Here are some records; return them all exactly.
= = = = =
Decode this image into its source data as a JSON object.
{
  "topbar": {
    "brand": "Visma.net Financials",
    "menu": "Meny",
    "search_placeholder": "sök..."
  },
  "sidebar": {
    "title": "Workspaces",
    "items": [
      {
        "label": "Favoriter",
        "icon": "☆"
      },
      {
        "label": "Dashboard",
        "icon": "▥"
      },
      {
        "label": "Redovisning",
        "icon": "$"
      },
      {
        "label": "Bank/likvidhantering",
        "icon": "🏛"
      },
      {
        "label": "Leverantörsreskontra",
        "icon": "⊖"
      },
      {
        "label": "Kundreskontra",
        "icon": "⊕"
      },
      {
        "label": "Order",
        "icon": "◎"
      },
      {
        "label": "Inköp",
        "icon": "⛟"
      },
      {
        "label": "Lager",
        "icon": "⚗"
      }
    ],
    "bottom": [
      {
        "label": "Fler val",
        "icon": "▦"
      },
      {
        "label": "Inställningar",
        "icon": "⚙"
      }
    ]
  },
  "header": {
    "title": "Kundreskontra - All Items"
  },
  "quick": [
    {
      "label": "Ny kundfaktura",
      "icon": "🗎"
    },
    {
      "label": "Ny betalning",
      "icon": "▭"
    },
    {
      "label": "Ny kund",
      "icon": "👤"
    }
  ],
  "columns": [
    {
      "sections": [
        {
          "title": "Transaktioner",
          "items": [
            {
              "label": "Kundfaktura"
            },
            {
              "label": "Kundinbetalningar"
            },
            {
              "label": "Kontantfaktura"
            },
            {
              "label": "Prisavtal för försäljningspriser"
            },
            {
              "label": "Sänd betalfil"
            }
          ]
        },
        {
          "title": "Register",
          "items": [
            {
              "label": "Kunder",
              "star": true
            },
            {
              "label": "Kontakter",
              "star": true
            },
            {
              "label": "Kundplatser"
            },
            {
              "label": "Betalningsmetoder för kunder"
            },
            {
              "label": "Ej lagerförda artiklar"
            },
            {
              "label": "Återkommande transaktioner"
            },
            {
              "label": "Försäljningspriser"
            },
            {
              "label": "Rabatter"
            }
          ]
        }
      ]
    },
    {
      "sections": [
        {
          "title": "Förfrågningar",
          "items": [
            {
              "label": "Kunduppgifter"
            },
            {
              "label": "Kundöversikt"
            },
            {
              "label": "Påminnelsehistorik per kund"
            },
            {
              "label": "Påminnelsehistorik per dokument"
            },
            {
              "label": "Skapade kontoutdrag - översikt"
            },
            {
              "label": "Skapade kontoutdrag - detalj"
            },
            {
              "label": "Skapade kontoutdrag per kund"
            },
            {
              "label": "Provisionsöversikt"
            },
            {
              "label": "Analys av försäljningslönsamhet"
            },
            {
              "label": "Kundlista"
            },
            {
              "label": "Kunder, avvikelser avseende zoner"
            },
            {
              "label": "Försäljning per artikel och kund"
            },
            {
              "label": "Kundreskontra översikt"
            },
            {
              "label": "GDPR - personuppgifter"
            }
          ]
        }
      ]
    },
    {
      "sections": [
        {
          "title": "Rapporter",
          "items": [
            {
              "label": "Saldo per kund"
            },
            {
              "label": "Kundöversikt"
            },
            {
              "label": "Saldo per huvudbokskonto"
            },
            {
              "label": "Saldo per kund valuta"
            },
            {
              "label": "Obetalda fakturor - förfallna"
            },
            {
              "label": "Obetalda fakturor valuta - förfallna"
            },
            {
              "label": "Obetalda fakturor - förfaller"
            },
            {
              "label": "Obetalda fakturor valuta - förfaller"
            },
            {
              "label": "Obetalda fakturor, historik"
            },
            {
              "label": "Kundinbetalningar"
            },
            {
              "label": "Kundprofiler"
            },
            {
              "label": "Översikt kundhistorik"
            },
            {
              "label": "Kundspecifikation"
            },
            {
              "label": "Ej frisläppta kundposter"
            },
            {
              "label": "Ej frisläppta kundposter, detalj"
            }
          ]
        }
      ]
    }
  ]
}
= = = = =
EXPECTED OUTPUT.
Decode this image into its source data as a JSON object.
{
  "topbar": {
    "brand": "Visma.net Financials",
    "menu": "Meny",
    "search_placeholder": "sök..."
  },
  "sidebar": {
    "title": "Workspaces",
    "items": [
      {
        "label": "Favoriter",
        "icon": "☆"
      },
      {
        "label": "Dashboard",
        "icon": "▥"
      },
      {
        "label": "Redovisning",
        "icon": "$"
      },
      {
        "label": "Bank/likvidhantering",
        "icon": "🏛"
      },
      {
        "label": "Leverantörsreskontra",
        "icon": "⊖"
      },
      {
        "label": "Kundreskontra",
        "icon": "⊕"
      },
      {
        "label": "Order",
        "icon": "◎"
      },
      {
        "label": "Inköp",
        "icon": "⛟"
      },
      {
        "label": "Lager",
        "icon": "⚗"
      }
    ],
    "bottom": [
      {
        "label": "Fler val",
        "icon": "▦"
      },
      {
        "label": "Inställningar",
        "icon": "⚙"
      }
    ]
  },
  "header": {
    "title": "Kundreskontra - All Items"
  },
  "quick": [
    {
      "label": "Ny kundfaktura",
      "icon": "🗎"
    },
    {
      "label": "Ny betalning",
      "icon": "▭"
    },
    {
      "label": "Ny kund",
      "icon": "👤"
    }
  ],
  "columns": [
    {
      "sections": [
        {
          "title": "Transaktioner",
          "items": [
            {
              "label": "Kundfaktura"
            },
            {
              "label": "Kundinbetalningar"
            },
            {
              "label": "Kontantfaktura"
            },
            {
              "label": "Prisavtal för försäljningspriser"
            },
            {
              "label": "Sänd betalfil"
            }
          ]
        },
        {
          "title": "Register",
          "items": [
            {
              "label": "Kunder",
              "star": true
            },
            {
              "label": "Kontakter",
              "star": true
            },
            {
              "label": "Kundplatser"
            },
            {
              "label": "Betalningsmetoder för kunder"
            },
            {
              "label": "Ej lagerförda artiklar"
            },
            {
              "label": "Återkommande transaktioner"
            },
            {
              "label": "Försäljningspriser"
            },
            {
              "label": "Rabatter"
            }
          ]
        }
      ]
    },
    {
      "sections": [
        {
          "title": "Förfrågningar",
          "items": [
            {
              "label": "Kunduppgifter"
            },
            {
              "label": "Kundöversikt"
            },
            {
              "label": "Påminnelsehistorik per kund"
            },
            {
              "label": "Påminnelsehistorik per dokument"
            },
            {
              "label": "Skapade kontoutdrag - översikt"
            },
            {
              "label": "Skapade kontoutdrag - detalj"
            },
            {
              "label": "Skapade kontoutdrag per kund"
            },
            {
              "label": "Provisionsöversikt"
            },
            {
              "label": "Analys av försäljningslönsamhet"
            },
            {
              "label": "Kundlista"
            },
            {
              "label": "Kunder, avvikelser avseende zoner"
            },
            {
              "label": "Försäljning per artikel och kund"
            },
            {
              "label": "Kundreskontra översikt"
            },
            {
              "label": "GDPR - personuppgifter"
            }
          ]
        }
      ]
    },
    {
      "sections": [
        {
          "title": "Rapporter",
          "items": [
            {
              "label": "Saldo per kund"
            },
            {
              "label": "Kundöversikt"
            },
            {
              "label": "Saldo per huvudbokskonto"
            },
            {
              "label": "Saldo per kund valuta"
            },
            {
              "label": "Obetalda fakturor - förfallna"
            },
            {
              "label": "Obetalda fakturor valuta - förfallna"
            },
            {
              "label": "Obetalda fakturor - förfaller"
            },
            {
              "label": "Obetalda fakturor valuta - förfaller"
            },
            {
              "label": "Obetalda fakturor, historik"
            },
            {
              "label": "Kundinbetalningar"
            },
            {
              "label": "Kundprofiler"
            },
            {
              "label": "Översikt kundhistorik"
            },
            {
              "label": "Kundspecifikation"
            },
            {
              "label": "Ej frisläppta kundposter"
            },
            {
              "label": "Ej frisläppta kundposter, detalj"
            }
          ]
        }
      ]
    }
  ]
}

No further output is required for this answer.